DATA FOR THIS TASK:

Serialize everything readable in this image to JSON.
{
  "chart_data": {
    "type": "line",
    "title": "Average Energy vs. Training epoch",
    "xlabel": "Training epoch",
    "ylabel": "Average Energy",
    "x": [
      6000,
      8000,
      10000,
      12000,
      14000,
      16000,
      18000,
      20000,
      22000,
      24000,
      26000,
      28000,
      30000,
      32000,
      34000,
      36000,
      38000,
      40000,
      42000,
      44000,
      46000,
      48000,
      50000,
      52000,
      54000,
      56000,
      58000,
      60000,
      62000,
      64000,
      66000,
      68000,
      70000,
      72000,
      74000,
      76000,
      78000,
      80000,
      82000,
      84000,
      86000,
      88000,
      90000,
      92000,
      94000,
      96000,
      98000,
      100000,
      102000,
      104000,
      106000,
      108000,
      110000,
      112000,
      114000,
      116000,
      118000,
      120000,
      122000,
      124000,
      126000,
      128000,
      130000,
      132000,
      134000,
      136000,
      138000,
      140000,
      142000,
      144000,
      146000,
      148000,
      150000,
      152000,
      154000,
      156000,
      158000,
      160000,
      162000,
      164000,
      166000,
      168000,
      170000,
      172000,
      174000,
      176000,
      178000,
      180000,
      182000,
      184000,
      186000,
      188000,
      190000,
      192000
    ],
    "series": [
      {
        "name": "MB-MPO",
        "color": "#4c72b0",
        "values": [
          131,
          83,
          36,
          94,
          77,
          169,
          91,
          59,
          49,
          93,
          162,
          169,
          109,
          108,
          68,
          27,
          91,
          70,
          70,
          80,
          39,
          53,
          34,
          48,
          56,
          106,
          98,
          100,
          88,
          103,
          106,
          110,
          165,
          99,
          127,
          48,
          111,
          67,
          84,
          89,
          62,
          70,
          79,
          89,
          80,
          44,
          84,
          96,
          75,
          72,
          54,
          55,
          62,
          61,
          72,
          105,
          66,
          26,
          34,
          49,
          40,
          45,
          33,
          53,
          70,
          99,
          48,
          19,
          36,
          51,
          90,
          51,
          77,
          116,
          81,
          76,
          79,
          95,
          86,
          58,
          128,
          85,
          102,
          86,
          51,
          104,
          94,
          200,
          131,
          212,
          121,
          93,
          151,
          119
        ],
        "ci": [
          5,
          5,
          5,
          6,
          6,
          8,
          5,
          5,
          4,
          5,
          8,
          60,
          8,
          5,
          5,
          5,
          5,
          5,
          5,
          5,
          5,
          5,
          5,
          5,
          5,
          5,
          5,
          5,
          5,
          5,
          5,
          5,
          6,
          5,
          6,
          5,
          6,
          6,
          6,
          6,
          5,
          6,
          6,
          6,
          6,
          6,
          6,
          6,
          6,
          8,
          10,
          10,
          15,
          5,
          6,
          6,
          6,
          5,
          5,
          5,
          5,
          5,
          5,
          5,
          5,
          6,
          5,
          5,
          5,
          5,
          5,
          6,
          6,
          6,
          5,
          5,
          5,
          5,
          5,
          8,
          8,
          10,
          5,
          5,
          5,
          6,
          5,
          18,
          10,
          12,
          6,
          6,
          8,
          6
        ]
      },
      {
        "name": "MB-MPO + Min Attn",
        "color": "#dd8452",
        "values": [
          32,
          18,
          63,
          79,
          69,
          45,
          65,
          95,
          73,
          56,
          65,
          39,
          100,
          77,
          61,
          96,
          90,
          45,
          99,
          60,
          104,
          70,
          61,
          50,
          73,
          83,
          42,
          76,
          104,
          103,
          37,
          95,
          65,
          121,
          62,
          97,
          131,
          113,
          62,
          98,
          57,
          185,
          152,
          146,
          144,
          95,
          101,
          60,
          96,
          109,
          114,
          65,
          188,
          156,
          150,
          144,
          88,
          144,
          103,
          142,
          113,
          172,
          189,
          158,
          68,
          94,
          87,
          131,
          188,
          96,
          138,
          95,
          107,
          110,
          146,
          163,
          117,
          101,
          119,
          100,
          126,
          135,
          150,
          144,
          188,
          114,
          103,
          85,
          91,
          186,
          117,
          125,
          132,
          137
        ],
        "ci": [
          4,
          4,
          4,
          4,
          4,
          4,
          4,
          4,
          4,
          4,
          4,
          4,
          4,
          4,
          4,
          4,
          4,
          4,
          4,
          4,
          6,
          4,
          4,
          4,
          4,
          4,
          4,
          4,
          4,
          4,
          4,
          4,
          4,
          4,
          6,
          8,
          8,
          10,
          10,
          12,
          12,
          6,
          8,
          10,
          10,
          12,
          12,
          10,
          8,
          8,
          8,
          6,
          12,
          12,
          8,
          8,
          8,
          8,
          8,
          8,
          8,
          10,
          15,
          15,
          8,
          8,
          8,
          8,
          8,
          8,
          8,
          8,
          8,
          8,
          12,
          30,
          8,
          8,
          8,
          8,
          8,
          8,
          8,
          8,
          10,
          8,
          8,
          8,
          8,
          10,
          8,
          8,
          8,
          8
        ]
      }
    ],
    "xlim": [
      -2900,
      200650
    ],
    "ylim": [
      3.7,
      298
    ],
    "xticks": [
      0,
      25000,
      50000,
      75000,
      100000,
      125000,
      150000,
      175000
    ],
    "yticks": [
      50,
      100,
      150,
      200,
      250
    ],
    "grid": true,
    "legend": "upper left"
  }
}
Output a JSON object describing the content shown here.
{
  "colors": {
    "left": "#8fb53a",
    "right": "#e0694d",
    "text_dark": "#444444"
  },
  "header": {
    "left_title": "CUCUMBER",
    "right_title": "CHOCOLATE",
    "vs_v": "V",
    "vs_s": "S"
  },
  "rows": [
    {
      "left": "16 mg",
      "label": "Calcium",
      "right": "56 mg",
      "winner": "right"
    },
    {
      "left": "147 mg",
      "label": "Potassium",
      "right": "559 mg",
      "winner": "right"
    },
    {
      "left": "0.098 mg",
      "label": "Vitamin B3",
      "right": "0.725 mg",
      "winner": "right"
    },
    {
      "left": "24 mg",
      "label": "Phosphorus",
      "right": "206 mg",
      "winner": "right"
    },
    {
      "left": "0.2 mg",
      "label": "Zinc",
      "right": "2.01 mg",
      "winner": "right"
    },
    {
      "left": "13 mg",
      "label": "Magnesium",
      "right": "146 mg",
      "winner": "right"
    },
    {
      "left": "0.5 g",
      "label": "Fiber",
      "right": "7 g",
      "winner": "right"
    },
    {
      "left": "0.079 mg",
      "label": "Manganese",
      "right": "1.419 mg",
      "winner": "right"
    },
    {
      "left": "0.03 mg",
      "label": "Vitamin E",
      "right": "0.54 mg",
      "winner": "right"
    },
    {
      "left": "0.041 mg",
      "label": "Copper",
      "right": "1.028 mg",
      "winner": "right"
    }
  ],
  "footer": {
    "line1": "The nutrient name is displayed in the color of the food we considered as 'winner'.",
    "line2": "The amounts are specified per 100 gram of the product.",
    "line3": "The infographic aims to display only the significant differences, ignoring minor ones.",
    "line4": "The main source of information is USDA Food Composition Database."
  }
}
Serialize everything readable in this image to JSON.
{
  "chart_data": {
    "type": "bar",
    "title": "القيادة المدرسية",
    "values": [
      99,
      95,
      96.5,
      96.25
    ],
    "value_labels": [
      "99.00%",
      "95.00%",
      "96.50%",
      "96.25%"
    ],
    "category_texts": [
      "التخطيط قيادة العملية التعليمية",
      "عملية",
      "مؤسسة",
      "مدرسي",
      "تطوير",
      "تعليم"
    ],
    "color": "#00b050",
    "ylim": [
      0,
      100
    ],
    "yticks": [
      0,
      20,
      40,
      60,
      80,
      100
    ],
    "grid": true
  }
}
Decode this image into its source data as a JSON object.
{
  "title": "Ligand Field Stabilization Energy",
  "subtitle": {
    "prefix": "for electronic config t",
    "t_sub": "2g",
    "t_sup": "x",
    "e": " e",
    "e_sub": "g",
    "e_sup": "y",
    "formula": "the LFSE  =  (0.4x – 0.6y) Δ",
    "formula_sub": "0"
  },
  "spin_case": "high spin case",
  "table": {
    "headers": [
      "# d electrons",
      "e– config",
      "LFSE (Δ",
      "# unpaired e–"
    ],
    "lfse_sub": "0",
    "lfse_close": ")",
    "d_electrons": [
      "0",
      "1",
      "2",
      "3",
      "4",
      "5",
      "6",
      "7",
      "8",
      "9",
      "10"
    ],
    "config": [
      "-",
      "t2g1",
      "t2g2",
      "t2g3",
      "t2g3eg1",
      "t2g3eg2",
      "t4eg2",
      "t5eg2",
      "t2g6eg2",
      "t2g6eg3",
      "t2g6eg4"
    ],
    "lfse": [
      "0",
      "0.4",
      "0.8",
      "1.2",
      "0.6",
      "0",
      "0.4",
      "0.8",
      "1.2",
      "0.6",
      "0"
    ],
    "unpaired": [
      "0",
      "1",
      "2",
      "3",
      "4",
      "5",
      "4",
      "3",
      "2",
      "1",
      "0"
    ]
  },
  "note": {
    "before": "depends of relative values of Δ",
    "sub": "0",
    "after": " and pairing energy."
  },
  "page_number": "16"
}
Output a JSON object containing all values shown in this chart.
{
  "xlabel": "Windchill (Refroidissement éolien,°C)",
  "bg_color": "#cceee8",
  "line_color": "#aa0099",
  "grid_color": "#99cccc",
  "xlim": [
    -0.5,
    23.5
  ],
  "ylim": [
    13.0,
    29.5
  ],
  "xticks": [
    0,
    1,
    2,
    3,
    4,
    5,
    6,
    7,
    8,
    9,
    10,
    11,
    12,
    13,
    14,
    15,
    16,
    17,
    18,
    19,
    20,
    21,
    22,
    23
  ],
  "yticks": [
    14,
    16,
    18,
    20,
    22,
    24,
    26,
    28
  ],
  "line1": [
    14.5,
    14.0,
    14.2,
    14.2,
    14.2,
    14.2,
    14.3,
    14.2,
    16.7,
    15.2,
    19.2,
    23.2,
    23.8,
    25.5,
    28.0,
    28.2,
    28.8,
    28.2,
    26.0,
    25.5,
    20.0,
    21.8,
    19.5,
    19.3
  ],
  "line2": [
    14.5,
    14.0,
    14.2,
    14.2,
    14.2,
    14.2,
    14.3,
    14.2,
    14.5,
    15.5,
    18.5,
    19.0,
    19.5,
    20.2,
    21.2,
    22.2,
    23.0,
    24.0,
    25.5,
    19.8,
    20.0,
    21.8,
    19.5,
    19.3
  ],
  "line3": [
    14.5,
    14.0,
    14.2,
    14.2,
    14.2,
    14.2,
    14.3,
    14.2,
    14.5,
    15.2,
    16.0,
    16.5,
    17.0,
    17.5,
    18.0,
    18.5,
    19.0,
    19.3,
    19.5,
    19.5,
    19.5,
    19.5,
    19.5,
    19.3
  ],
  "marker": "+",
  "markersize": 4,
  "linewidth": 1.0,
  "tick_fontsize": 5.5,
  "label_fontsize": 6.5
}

EXERCISE OBJECTIVE: How many lines of these entries contain the string "Training"? Reply with the number alone.

ANSWER TO THE TASK: 2